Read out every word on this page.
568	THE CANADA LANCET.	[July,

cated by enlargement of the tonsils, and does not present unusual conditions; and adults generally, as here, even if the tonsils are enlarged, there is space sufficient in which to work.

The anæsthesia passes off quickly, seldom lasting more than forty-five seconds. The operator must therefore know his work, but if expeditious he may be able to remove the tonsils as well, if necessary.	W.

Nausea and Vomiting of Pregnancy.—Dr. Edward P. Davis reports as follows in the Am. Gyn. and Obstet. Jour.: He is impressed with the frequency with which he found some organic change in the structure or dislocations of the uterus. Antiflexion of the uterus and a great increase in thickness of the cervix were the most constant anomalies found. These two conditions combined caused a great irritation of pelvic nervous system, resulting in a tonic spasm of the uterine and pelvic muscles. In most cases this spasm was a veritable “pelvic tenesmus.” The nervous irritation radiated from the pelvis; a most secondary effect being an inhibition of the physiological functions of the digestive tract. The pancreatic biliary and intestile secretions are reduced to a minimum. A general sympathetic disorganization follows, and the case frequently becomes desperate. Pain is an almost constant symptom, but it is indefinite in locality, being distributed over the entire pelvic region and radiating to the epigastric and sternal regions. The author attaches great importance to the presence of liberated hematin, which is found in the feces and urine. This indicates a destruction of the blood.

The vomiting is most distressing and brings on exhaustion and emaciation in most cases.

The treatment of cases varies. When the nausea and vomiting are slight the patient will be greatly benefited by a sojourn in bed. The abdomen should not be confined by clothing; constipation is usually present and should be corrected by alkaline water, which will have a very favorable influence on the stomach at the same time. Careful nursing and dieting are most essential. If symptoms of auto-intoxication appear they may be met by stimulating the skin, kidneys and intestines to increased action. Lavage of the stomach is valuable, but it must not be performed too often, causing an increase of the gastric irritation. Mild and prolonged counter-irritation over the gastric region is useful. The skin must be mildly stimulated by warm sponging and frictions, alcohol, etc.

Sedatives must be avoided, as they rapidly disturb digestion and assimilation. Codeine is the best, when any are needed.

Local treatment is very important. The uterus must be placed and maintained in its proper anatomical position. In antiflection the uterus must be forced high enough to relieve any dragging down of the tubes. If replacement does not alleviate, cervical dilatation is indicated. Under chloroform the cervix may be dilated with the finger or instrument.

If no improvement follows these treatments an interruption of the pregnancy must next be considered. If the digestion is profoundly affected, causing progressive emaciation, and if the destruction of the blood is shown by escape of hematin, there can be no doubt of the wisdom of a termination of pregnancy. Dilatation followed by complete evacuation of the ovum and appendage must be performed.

* Exercise prompt
Identify and list each line with the word "emaciation".

* Finished exercise
The vomiting is most distressing and brings on exhaustion and emaciation in most cases.
If no improvement follows these treatments an interruption of the pregnancy must next be considered. If the digestion is profoundly affected, causing progressive emaciation, and if the destruction of the blood is shown by escape of hematin, there can be no doubt of the wisdom of a termination of pregnancy. Dilatation followed by complete evacuation of the ovum and appendage must be performed.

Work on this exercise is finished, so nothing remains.